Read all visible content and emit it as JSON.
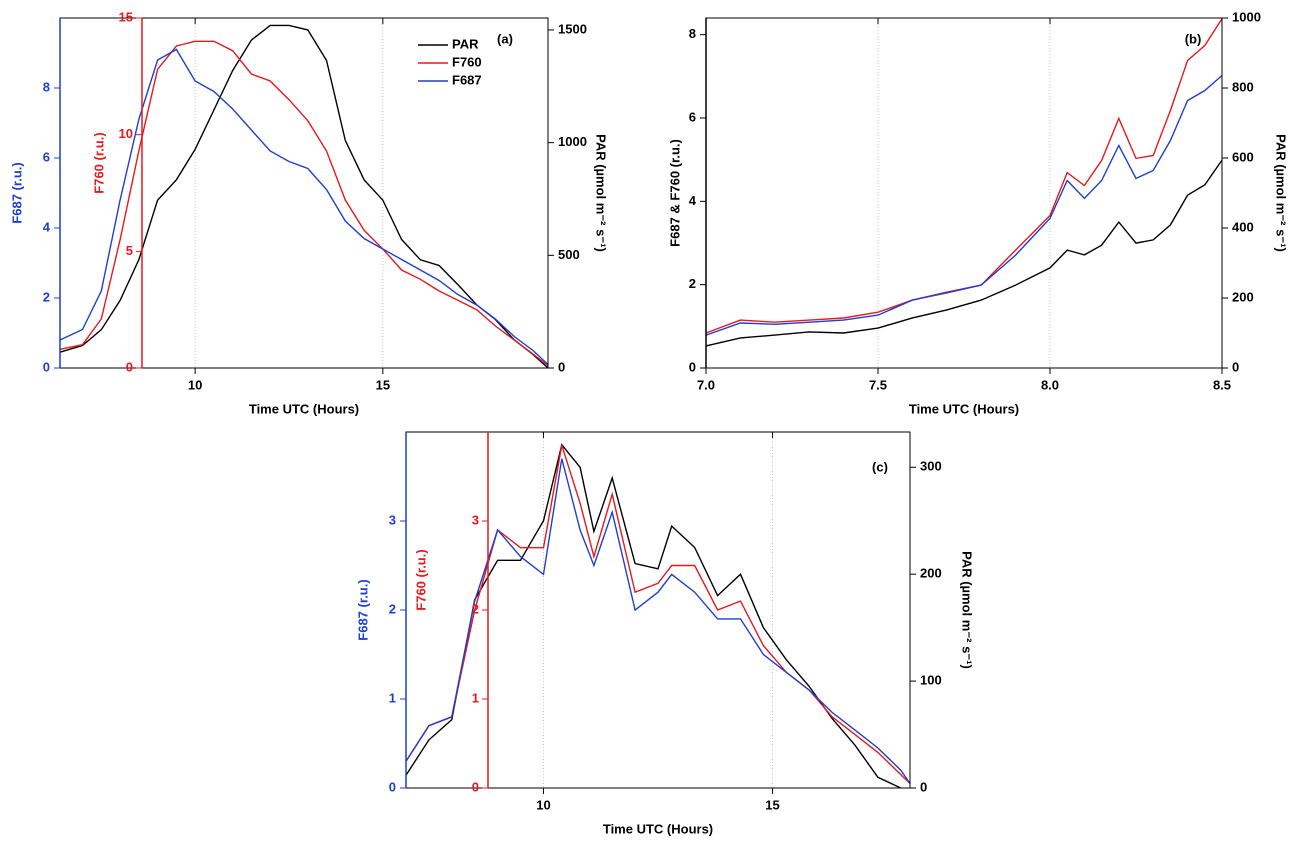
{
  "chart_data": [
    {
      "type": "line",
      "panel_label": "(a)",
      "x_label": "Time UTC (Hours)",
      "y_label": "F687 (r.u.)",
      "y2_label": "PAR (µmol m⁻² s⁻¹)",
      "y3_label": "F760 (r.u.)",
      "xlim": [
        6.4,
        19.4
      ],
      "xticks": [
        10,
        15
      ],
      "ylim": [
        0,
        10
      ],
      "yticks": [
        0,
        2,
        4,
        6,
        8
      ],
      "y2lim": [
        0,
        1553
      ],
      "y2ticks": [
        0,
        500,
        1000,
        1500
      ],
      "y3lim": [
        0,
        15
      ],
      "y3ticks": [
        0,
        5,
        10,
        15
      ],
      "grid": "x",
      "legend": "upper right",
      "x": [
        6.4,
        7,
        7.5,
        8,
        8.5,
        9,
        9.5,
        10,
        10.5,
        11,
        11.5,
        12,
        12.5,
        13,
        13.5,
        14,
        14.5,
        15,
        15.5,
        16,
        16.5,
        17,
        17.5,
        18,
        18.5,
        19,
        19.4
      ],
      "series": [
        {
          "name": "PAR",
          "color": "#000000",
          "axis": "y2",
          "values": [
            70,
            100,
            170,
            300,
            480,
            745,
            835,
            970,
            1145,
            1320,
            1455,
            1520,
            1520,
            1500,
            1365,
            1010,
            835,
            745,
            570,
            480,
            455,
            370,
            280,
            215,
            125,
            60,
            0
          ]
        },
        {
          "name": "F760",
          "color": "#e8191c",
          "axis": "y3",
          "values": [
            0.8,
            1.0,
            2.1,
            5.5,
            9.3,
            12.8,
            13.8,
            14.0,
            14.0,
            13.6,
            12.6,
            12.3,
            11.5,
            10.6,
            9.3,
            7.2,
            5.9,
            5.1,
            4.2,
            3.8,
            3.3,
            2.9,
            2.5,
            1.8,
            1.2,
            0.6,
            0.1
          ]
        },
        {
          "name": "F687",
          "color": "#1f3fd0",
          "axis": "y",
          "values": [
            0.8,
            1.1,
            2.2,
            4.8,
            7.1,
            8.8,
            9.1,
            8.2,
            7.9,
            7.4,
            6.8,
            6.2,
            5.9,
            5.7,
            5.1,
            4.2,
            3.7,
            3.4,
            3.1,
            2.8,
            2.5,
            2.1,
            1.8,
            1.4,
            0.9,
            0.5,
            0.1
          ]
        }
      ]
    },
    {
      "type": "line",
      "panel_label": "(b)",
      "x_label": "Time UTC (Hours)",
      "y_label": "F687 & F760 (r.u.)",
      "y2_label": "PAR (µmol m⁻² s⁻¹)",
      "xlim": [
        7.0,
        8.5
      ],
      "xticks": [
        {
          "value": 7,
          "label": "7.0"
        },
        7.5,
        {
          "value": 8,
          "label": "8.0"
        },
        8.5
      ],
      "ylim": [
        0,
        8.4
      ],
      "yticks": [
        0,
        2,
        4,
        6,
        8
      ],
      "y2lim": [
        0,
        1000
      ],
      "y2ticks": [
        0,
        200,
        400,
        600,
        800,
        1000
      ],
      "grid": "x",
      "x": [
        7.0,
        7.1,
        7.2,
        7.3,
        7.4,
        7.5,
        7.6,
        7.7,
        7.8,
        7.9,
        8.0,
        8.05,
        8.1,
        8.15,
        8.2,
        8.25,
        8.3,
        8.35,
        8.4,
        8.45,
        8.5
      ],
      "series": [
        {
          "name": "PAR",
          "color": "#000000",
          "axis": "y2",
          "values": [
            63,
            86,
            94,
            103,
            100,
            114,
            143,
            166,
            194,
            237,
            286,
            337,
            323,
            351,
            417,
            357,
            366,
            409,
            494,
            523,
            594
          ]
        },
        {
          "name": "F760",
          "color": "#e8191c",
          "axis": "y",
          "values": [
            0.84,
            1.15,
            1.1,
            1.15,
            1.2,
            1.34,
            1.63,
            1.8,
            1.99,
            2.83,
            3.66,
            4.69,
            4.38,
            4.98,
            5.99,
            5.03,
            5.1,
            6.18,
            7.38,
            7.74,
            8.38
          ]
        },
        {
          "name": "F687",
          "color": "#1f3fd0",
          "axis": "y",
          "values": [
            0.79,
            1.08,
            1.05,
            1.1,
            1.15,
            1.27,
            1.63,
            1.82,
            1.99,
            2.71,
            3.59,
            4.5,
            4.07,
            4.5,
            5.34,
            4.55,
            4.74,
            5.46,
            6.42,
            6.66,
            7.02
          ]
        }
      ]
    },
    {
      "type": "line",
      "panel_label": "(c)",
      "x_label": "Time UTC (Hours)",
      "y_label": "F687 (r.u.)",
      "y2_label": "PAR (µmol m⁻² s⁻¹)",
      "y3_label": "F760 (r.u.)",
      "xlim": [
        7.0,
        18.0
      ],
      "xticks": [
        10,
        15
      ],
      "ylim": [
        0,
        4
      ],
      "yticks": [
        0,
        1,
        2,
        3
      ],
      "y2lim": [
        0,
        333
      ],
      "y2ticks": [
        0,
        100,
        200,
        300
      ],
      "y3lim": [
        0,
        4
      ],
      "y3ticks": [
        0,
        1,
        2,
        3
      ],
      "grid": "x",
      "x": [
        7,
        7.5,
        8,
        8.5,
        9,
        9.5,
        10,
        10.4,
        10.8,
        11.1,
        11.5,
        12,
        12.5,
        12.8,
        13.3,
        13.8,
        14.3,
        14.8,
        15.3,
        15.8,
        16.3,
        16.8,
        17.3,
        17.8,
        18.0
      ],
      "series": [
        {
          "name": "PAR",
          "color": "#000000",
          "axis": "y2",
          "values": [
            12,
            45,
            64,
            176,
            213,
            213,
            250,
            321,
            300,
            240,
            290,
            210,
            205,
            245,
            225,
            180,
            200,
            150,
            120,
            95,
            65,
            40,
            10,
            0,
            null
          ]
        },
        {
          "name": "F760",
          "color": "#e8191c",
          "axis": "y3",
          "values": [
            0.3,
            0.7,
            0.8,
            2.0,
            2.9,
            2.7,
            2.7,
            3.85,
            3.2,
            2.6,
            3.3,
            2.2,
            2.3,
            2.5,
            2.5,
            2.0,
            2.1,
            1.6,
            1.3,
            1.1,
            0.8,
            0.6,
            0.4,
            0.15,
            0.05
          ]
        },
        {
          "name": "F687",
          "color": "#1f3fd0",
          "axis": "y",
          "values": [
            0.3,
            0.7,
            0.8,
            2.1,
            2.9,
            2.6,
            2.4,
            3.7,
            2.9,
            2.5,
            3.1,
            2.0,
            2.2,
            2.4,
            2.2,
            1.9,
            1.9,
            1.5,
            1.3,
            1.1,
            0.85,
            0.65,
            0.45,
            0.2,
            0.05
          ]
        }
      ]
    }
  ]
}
------------
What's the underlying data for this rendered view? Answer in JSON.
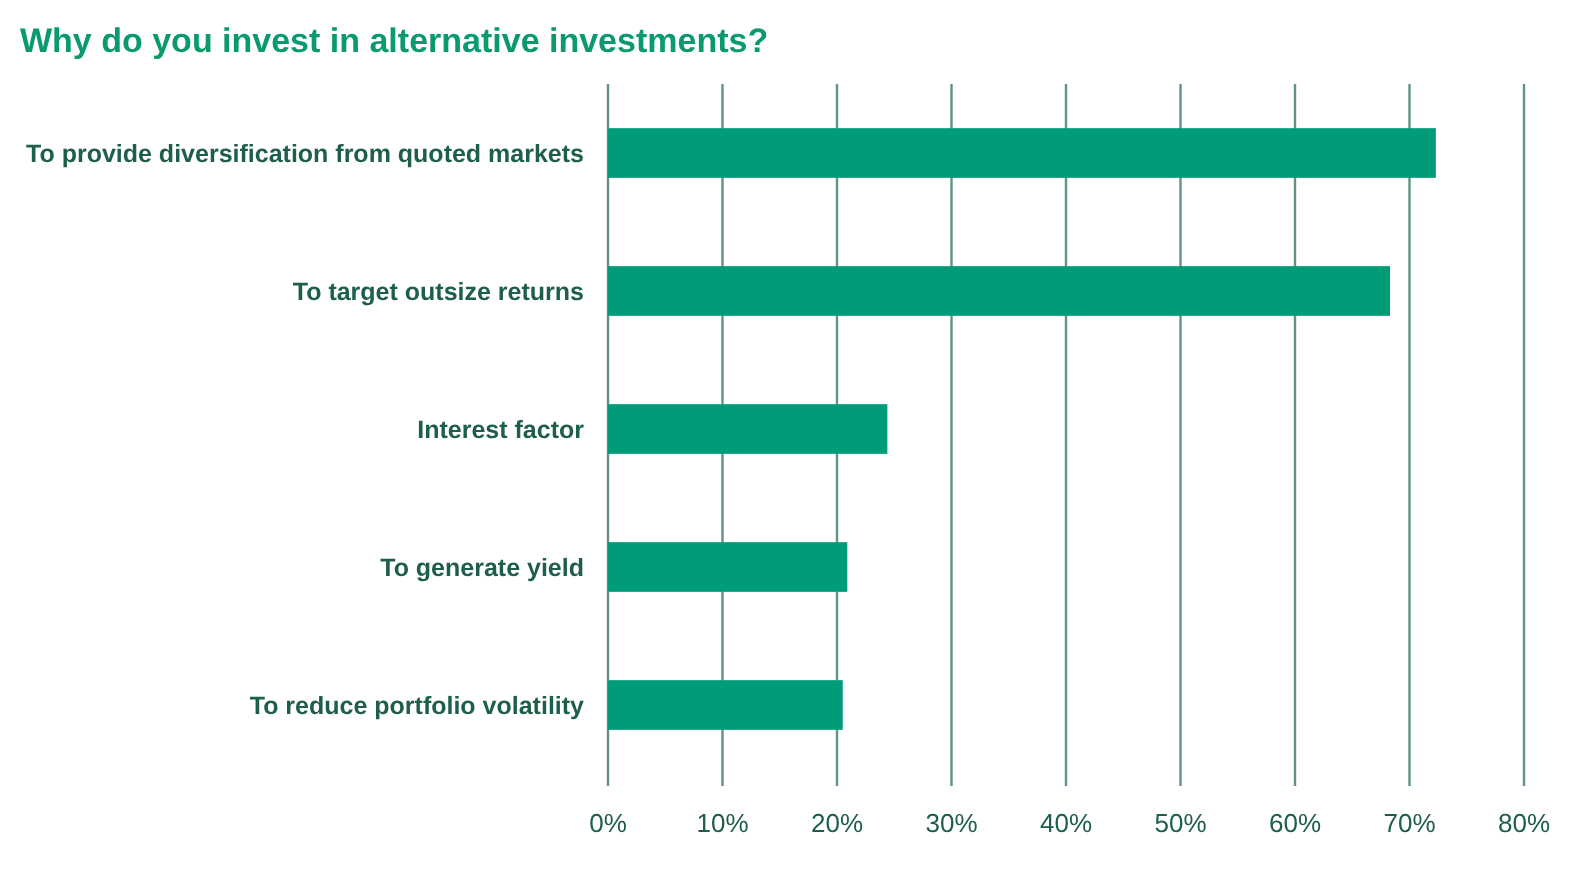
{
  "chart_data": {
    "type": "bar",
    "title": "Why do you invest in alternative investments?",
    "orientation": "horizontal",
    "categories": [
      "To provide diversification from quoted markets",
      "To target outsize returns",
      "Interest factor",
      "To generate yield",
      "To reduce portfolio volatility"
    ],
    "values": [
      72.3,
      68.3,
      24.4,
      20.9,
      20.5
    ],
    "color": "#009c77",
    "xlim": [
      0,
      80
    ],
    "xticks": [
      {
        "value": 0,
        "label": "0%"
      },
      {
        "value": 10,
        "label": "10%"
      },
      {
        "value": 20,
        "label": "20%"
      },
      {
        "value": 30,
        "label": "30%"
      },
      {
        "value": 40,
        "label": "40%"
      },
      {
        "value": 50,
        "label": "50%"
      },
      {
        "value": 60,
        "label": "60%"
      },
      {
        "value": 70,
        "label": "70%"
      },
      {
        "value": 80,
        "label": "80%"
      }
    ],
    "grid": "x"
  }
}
------------
### Exercise
Scan the material above. Return every line containing the string "JSON".

### Answer for the task
Read all visible content and emit it as JSON.
What's the underlying data for this rendered view? Answer in JSON.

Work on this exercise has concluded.